*PROBLEM TO WORK ON*.
Identify each line below containing the string "literature" and copy it.

Data records:
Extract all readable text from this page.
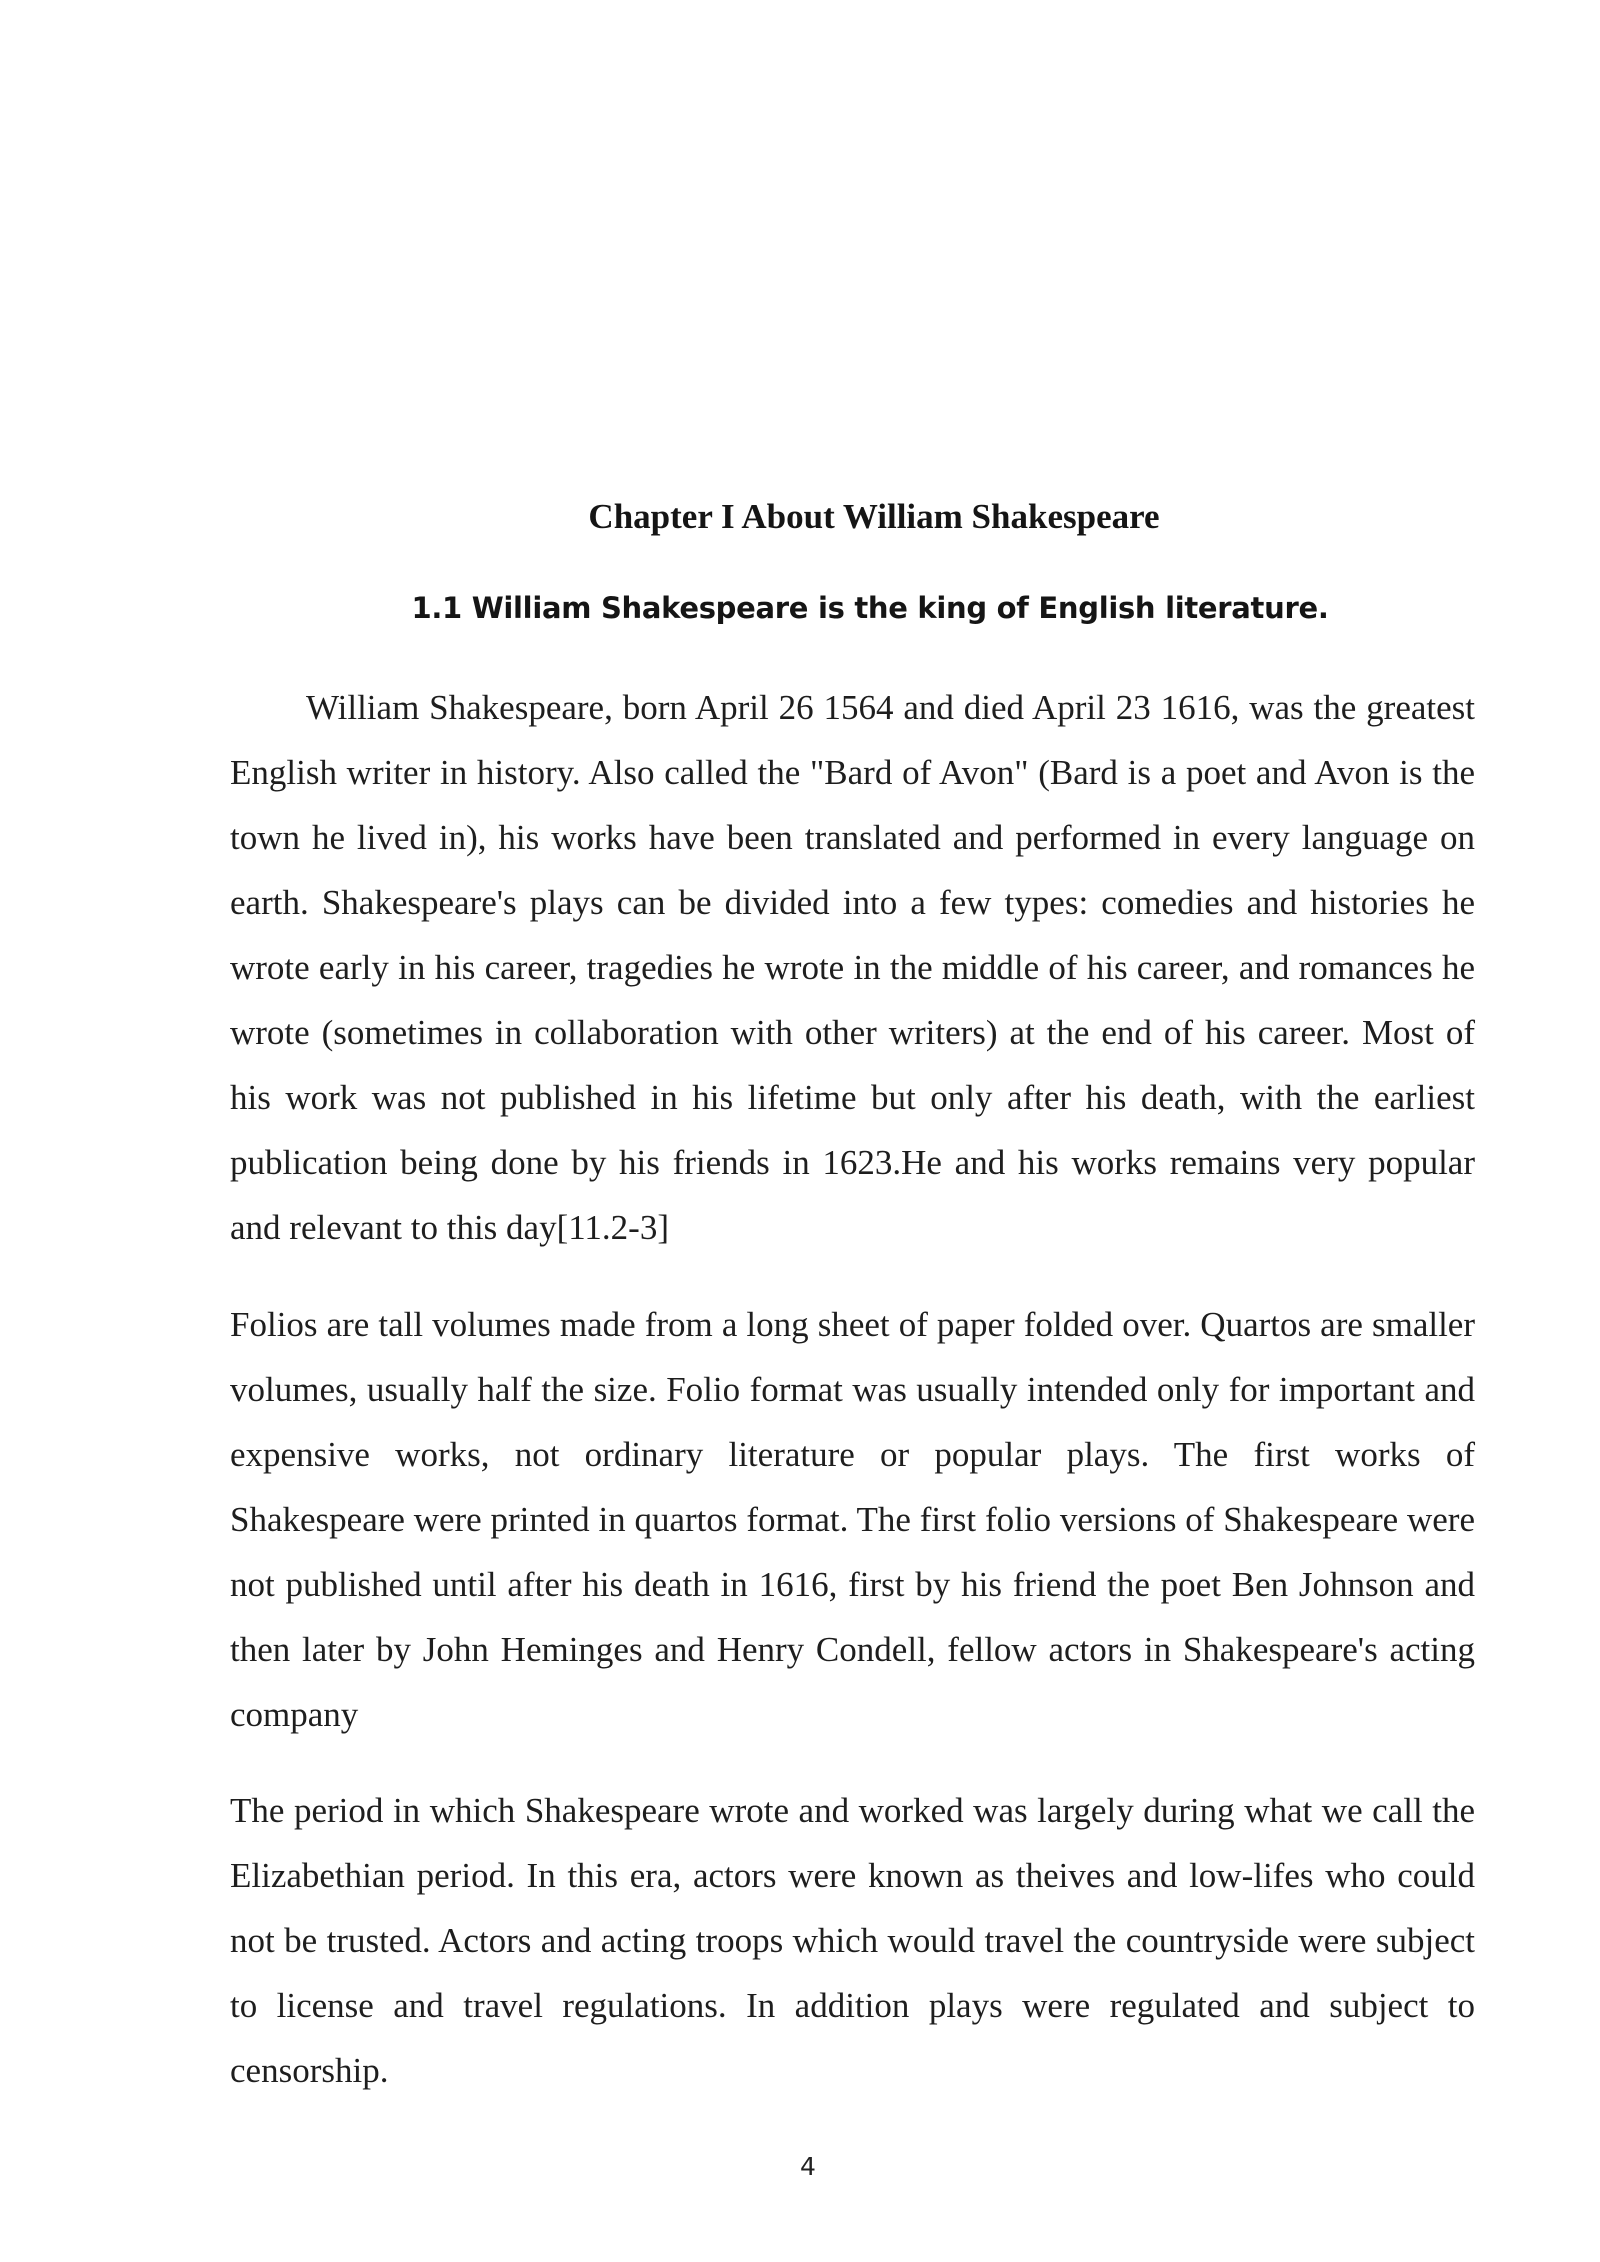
Chapter I About William Shakespeare
1.1 William Shakespeare is the king of English literature.

William Shakespeare, born April 26 1564 and died April 23 1616, was the greatest English writer in history. Also called the "Bard of Avon" (Bard is a poet and Avon is the town he lived in), his works have been translated and performed in every language on earth. Shakespeare's plays can be divided into a few types: comedies and histories he wrote early in his career, tragedies he wrote in the middle of his career, and romances he wrote (sometimes in collaboration with other writers) at the end of his career. Most of his work was not published in his lifetime but only after his death, with the earliest publication being done by his friends in 1623.He and his works remains very popular and relevant to this day[11.2-3]

Folios are tall volumes made from a long sheet of paper folded over. Quartos are smaller volumes, usually half the size. Folio format was usually intended only for important and expensive works, not ordinary literature or popular plays. The first works of Shakespeare were printed in quartos format. The first folio versions of Shakespeare were not published until after his death in 1616, first by his friend the poet Ben Johnson and then later by John Heminges and Henry Condell, fellow actors in Shakespeare's acting company

The period in which Shakespeare wrote and worked was largely during what we call the Elizabethian period. In this era, actors were known as theives and low-lifes who could not be trusted. Actors and acting troops which would travel the countryside were subject to license and travel regulations. In addition plays were regulated and subject to censorship.

4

*THE REPLY*.
1.1 William Shakespeare is the king of English literature.
Folios are tall volumes made from a long sheet of paper folded over. Quartos are smaller volumes, usually half the size. Folio format was usually intended only for important and expensive works, not ordinary literature or popular plays. The first works of Shakespeare were printed in quartos format. The first folio versions of Shakespeare were not published until after his death in 1616, first by his friend the poet Ben Johnson and then later by John Heminges and Henry Condell, fellow actors in Shakespeare's acting company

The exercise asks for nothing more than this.